__SUPPLIED MATERIAL__:
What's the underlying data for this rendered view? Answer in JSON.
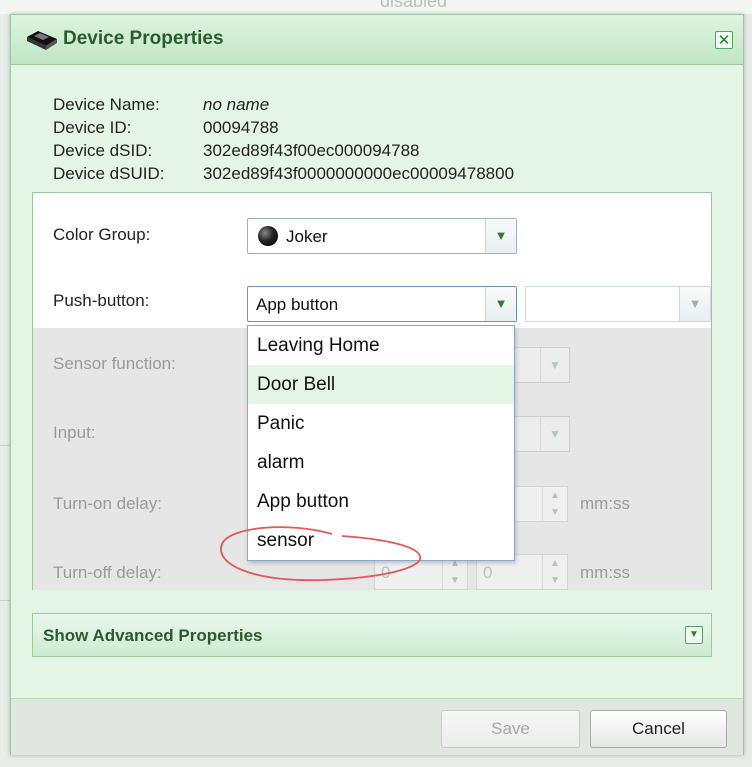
{
  "backdrop": {
    "ghost_text": "disabled"
  },
  "dialog": {
    "title": "Device Properties",
    "close_symbol": "✕"
  },
  "device_info": {
    "name_label": "Device Name:",
    "name_value": "no name",
    "id_label": "Device ID:",
    "id_value": "00094788",
    "dsid_label": "Device dSID:",
    "dsid_value": "302ed89f43f00ec000094788",
    "dsuid_label": "Device dSUID:",
    "dsuid_value": "302ed89f43f0000000000ec00009478800"
  },
  "form": {
    "color_group": {
      "label": "Color Group:",
      "value": "Joker"
    },
    "push_button": {
      "label": "Push-button:",
      "value": "App button",
      "secondary_value": ""
    },
    "sensor_function": {
      "label": "Sensor function:"
    },
    "input": {
      "label": "Input:"
    },
    "turn_on_delay": {
      "label": "Turn-on delay:",
      "unit": "mm:ss"
    },
    "turn_off_delay": {
      "label": "Turn-off delay:",
      "minutes": "0",
      "seconds": "0",
      "unit": "mm:ss"
    }
  },
  "dropdown": {
    "options": [
      "Leaving Home",
      "Door Bell",
      "Panic",
      "alarm",
      "App button",
      "sensor"
    ],
    "hovered": "Door Bell"
  },
  "advanced": {
    "label": "Show Advanced Properties"
  },
  "buttons": {
    "save": "Save",
    "cancel": "Cancel"
  },
  "colors": {
    "accent": "#2a5c30",
    "panel_bg": "#e4f5e6",
    "border": "#9dc7a2",
    "annotation": "#e05a5a"
  },
  "icons": {
    "title": "device-icon",
    "close": "close-icon",
    "arrow": "chevron-down-icon"
  }
}
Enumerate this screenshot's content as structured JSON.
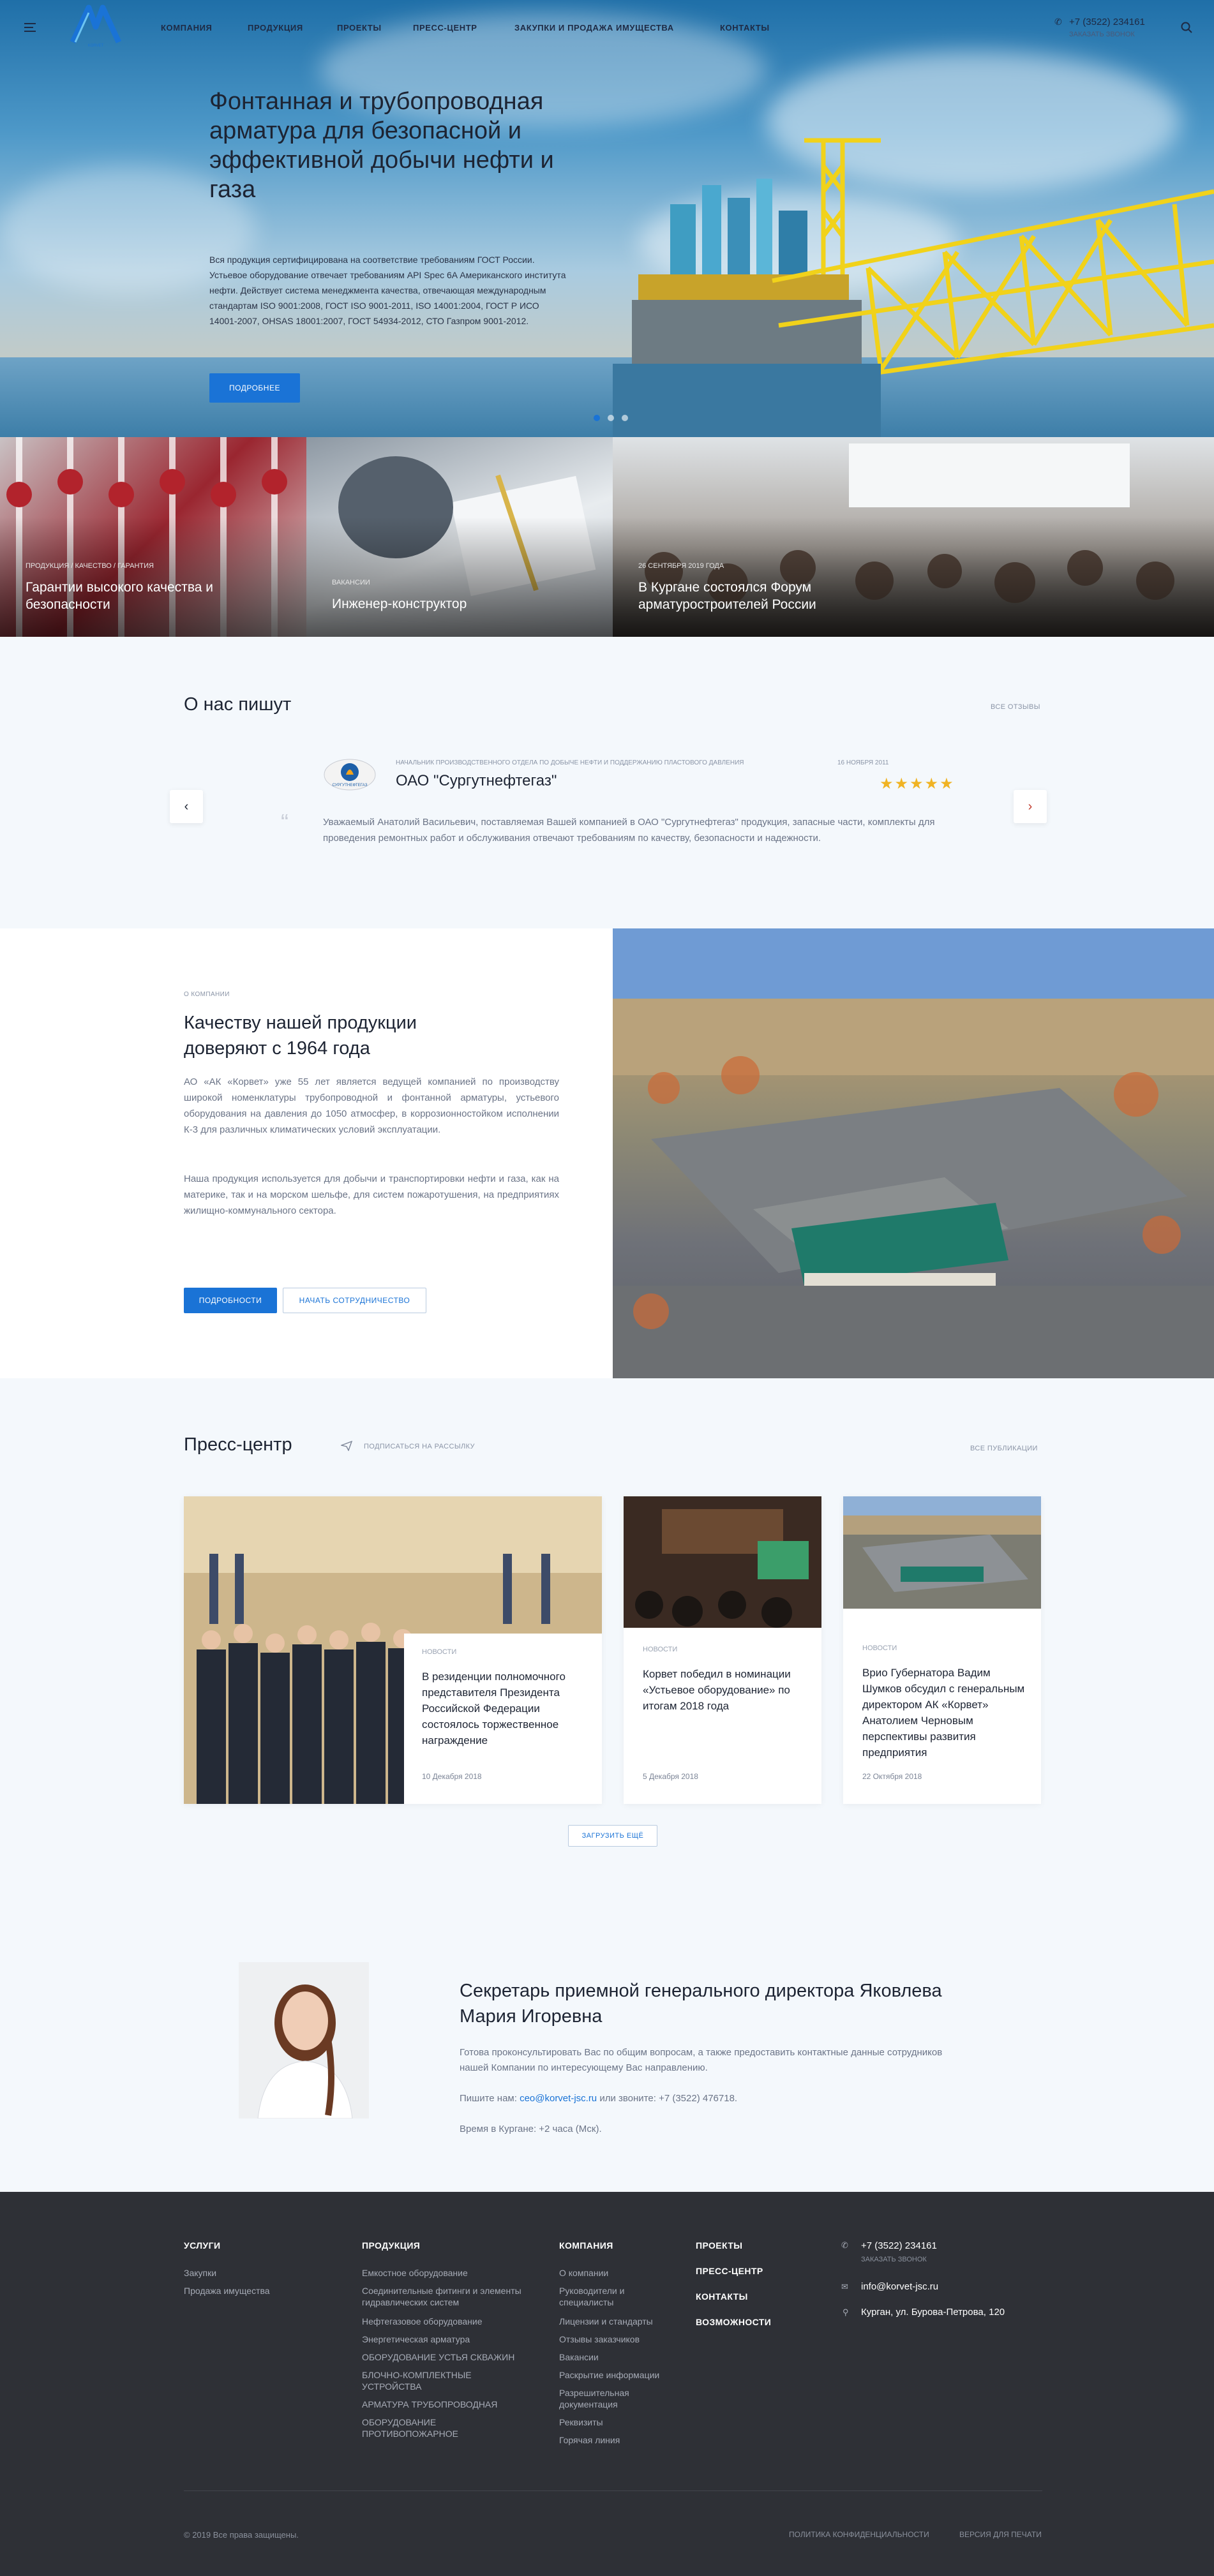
{
  "header": {
    "phone": "+7 (3522) 234161",
    "callback": "Заказать звонок",
    "nav": [
      "Компания",
      "Продукция",
      "Проекты",
      "Пресс-центр",
      "Закупки и продажа имущества",
      "Контакты"
    ]
  },
  "hero": {
    "title": "Фонтанная и трубопроводная арматура для безопасной и эффективной добычи нефти и газа",
    "text": "Вся продукция сертифицирована на соответствие требованиям ГОСТ России. Устьевое оборудование отвечает требованиям API Spec 6A Американского института нефти. Действует система менеджмента качества, отвечающая международным стандартам ISO 9001:2008, ГОСТ ISO 9001-2011, ISO 14001:2004, ГОСТ Р ИСО 14001-2007, OHSAS 18001:2007, ГОСТ 54934-2012, СТО Газпром 9001-2012.",
    "button": "Подробнее"
  },
  "tiles": [
    {
      "cat": "Продукция / Качество / Гарантия",
      "title": "Гарантии высокого качества и безопасности"
    },
    {
      "cat": "Вакансии",
      "title": "Инженер-конструктор"
    },
    {
      "cat": "26 сентября 2019 года",
      "title": "В Кургане состоялся Форум арматуростроителей России"
    }
  ],
  "reviews": {
    "title": "О нас пишут",
    "all": "Все отзывы",
    "meta": "Начальник производственного отдела по добыче нефти и поддержанию пластового давления",
    "date": "16 ноября 2011",
    "company": "ОАО \"Сургутнефтегаз\"",
    "logo_text": "СУРГУТНЕФТЕГАЗ",
    "text": "Уважаемый Анатолий Васильевич, поставляемая Вашей компанией в ОАО \"Сургутнефтегаз\" продукция, запасные части, комплекты для проведения ремонтных работ и обслуживания отвечают требованиям по качеству, безопасности и надежности.",
    "stars": "★★★★★",
    "quote": "“"
  },
  "about": {
    "cat": "О компании",
    "title": "Качеству нашей продукции доверяют с 1964 года",
    "p1": "АО «АК «Корвет» уже 55 лет является ведущей компанией по производству широкой номенклатуры трубопроводной и фонтанной арматуры, устьевого оборудования на давления до 1050 атмосфер, в коррозионностойком исполнении К-3 для различных климатических условий эксплуатации.",
    "p2": "Наша продукция используется для добычи и транспортировки нефти и газа, как на материке, так и на морском шельфе, для систем пожаротушения, на предприятиях жилищно-коммунального сектора.",
    "btn1": "Подробности",
    "btn2": "Начать сотрудничество"
  },
  "press": {
    "title": "Пресс-центр",
    "subscribe": "Подписаться на рассылку",
    "all": "Все публикации",
    "load_more": "Загрузить ещё",
    "cards": [
      {
        "cat": "Новости",
        "title": "В резиденции полномочного представителя Президента Российской Федерации состоялось торжественное награждение",
        "date": "10 Декабря 2018"
      },
      {
        "cat": "Новости",
        "title": "Корвет победил в номинации «Устьевое оборудование» по итогам 2018 года",
        "date": "5 Декабря 2018"
      },
      {
        "cat": "Новости",
        "title": "Врио Губернатора Вадим Шумков обсудил с генеральным директором АК «Корвет» Анатолием Черновым перспективы развития предприятия",
        "date": "22 Октября 2018"
      }
    ]
  },
  "person": {
    "title": "Секретарь приемной генерального директора Яковлева Мария Игоревна",
    "text": "Готова проконсультировать Вас по общим вопросам, а также предоставить контактные данные сотрудников нашей Компании по интересующему Вас направлению.",
    "write": "Пишите нам:",
    "email": "ceo@korvet-jsc.ru",
    "call": "или звоните: +7 (3522) 476718.",
    "time": "Время в Кургане: +2 часа (Мск)."
  },
  "footer": {
    "col1": {
      "title": "Услуги",
      "items": [
        "Закупки",
        "Продажа имущества"
      ]
    },
    "col2": {
      "title": "Продукция",
      "items": [
        "Емкостное оборудование",
        "Соединительные фитинги и элементы гидравлических систем",
        "Нефтегазовое оборудование",
        "Энергетическая арматура",
        "ОБОРУДОВАНИЕ УСТЬЯ СКВАЖИН",
        "БЛОЧНО-КОМПЛЕКТНЫЕ УСТРОЙСТВА",
        "АРМАТУРА ТРУБОПРОВОДНАЯ",
        "ОБОРУДОВАНИЕ ПРОТИВОПОЖАРНОЕ"
      ]
    },
    "col3": {
      "title": "Компания",
      "items": [
        "О компании",
        "Руководители и специалисты",
        "Лицензии и стандарты",
        "Отзывы заказчиков",
        "Вакансии",
        "Раскрытие информации",
        "Разрешительная документация",
        "Реквизиты",
        "Горячая линия"
      ]
    },
    "col4": [
      "Проекты",
      "Пресс-центр",
      "Контакты",
      "Возможности"
    ],
    "phone": "+7 (3522) 234161",
    "callback": "Заказать звонок",
    "email": "info@korvet-jsc.ru",
    "address": "Курган, ул. Бурова-Петрова, 120",
    "copyright": "© 2019 Все права защищены.",
    "privacy": "Политика конфиденциальности",
    "print": "Версия для печати"
  }
}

__EXERCISE TASK__: Your copy of the data above should match it exactly, except that pictures are left out.

__OUTPUT__:
What's the underlying data for this rendered view? Answer in JSON.
{
  "backdrop": {
    "ghost_text": "disabled"
  },
  "dialog": {
    "title": "Device Properties",
    "close_symbol": "✕"
  },
  "device_info": {
    "name_label": "Device Name:",
    "name_value": "no name",
    "id_label": "Device ID:",
    "id_value": "00094788",
    "dsid_label": "Device dSID:",
    "dsid_value": "302ed89f43f00ec000094788",
    "dsuid_label": "Device dSUID:",
    "dsuid_value": "302ed89f43f0000000000ec00009478800"
  },
  "form": {
    "color_group": {
      "label": "Color Group:",
      "value": "Joker"
    },
    "push_button": {
      "label": "Push-button:",
      "value": "App button",
      "secondary_value": ""
    },
    "sensor_function": {
      "label": "Sensor function:"
    },
    "input": {
      "label": "Input:"
    },
    "turn_on_delay": {
      "label": "Turn-on delay:",
      "unit": "mm:ss"
    },
    "turn_off_delay": {
      "label": "Turn-off delay:",
      "minutes": "0",
      "seconds": "0",
      "unit": "mm:ss"
    }
  },
  "dropdown": {
    "options": [
      "Leaving Home",
      "Door Bell",
      "Panic",
      "alarm",
      "App button",
      "sensor"
    ],
    "hovered": "Door Bell"
  },
  "advanced": {
    "label": "Show Advanced Properties"
  },
  "buttons": {
    "save": "Save",
    "cancel": "Cancel"
  },
  "colors": {
    "accent": "#2a5c30",
    "panel_bg": "#e4f5e6",
    "border": "#9dc7a2",
    "annotation": "#e05a5a"
  },
  "icons": {
    "title": "device-icon",
    "close": "close-icon",
    "arrow": "chevron-down-icon"
  }
}
Enumerate this screenshot's content as structured JSON.
{
  "header": {
    "phone": "+7 (3522) 234161",
    "callback": "Заказать звонок",
    "nav": [
      "Компания",
      "Продукция",
      "Проекты",
      "Пресс-центр",
      "Закупки и продажа имущества",
      "Контакты"
    ]
  },
  "hero": {
    "title": "Фонтанная и трубопроводная арматура для безопасной и эффективной добычи нефти и газа",
    "text": "Вся продукция сертифицирована на соответствие требованиям ГОСТ России. Устьевое оборудование отвечает требованиям API Spec 6A Американского института нефти. Действует система менеджмента качества, отвечающая международным стандартам ISO 9001:2008, ГОСТ ISO 9001-2011, ISO 14001:2004, ГОСТ Р ИСО 14001-2007, OHSAS 18001:2007, ГОСТ 54934-2012, СТО Газпром 9001-2012.",
    "button": "Подробнее"
  },
  "tiles": [
    {
      "cat": "Продукция / Качество / Гарантия",
      "title": "Гарантии высокого качества и безопасности"
    },
    {
      "cat": "Вакансии",
      "title": "Инженер-конструктор"
    },
    {
      "cat": "26 сентября 2019 года",
      "title": "В Кургане состоялся Форум арматуростроителей России"
    }
  ],
  "reviews": {
    "title": "О нас пишут",
    "all": "Все отзывы",
    "meta": "Начальник производственного отдела по добыче нефти и поддержанию пластового давления",
    "date": "16 ноября 2011",
    "company": "ОАО \"Сургутнефтегаз\"",
    "logo_text": "СУРГУТНЕФТЕГАЗ",
    "text": "Уважаемый Анатолий Васильевич, поставляемая Вашей компанией в ОАО \"Сургутнефтегаз\" продукция, запасные части, комплекты для проведения ремонтных работ и обслуживания отвечают требованиям по качеству, безопасности и надежности.",
    "stars": "★★★★★",
    "quote": "“"
  },
  "about": {
    "cat": "О компании",
    "title": "Качеству нашей продукции доверяют с 1964 года",
    "p1": "АО «АК «Корвет» уже 55 лет является ведущей компанией по производству широкой номенклатуры трубопроводной и фонтанной арматуры, устьевого оборудования на давления до 1050 атмосфер, в коррозионностойком исполнении К-3 для различных климатических условий эксплуатации.",
    "p2": "Наша продукция используется для добычи и транспортировки нефти и газа, как на материке, так и на морском шельфе, для систем пожаротушения, на предприятиях жилищно-коммунального сектора.",
    "btn1": "Подробности",
    "btn2": "Начать сотрудничество"
  },
  "press": {
    "title": "Пресс-центр",
    "subscribe": "Подписаться на рассылку",
    "all": "Все публикации",
    "load_more": "Загрузить ещё",
    "cards": [
      {
        "cat": "Новости",
        "title": "В резиденции полномочного представителя Президента Российской Федерации состоялось торжественное награждение",
        "date": "10 Декабря 2018"
      },
      {
        "cat": "Новости",
        "title": "Корвет победил в номинации «Устьевое оборудование» по итогам 2018 года",
        "date": "5 Декабря 2018"
      },
      {
        "cat": "Новости",
        "title": "Врио Губернатора Вадим Шумков обсудил с генеральным директором АК «Корвет» Анатолием Черновым перспективы развития предприятия",
        "date": "22 Октября 2018"
      }
    ]
  },
  "person": {
    "title": "Секретарь приемной генерального директора Яковлева Мария Игоревна",
    "text": "Готова проконсультировать Вас по общим вопросам, а также предоставить контактные данные сотрудников нашей Компании по интересующему Вас направлению.",
    "write": "Пишите нам:",
    "email": "ceo@korvet-jsc.ru",
    "call": "или звоните: +7 (3522) 476718.",
    "time": "Время в Кургане: +2 часа (Мск)."
  },
  "footer": {
    "col1": {
      "title": "Услуги",
      "items": [
        "Закупки",
        "Продажа имущества"
      ]
    },
    "col2": {
      "title": "Продукция",
      "items": [
        "Емкостное оборудование",
        "Соединительные фитинги и элементы гидравлических систем",
        "Нефтегазовое оборудование",
        "Энергетическая арматура",
        "ОБОРУДОВАНИЕ УСТЬЯ СКВАЖИН",
        "БЛОЧНО-КОМПЛЕКТНЫЕ УСТРОЙСТВА",
        "АРМАТУРА ТРУБОПРОВОДНАЯ",
        "ОБОРУДОВАНИЕ ПРОТИВОПОЖАРНОЕ"
      ]
    },
    "col3": {
      "title": "Компания",
      "items": [
        "О компании",
        "Руководители и специалисты",
        "Лицензии и стандарты",
        "Отзывы заказчиков",
        "Вакансии",
        "Раскрытие информации",
        "Разрешительная документация",
        "Реквизиты",
        "Горячая линия"
      ]
    },
    "col4": [
      "Проекты",
      "Пресс-центр",
      "Контакты",
      "Возможности"
    ],
    "phone": "+7 (3522) 234161",
    "callback": "Заказать звонок",
    "email": "info@korvet-jsc.ru",
    "address": "Курган, ул. Бурова-Петрова, 120",
    "copyright": "© 2019 Все права защищены.",
    "privacy": "Политика конфиденциальности",
    "print": "Версия для печати"
  }
}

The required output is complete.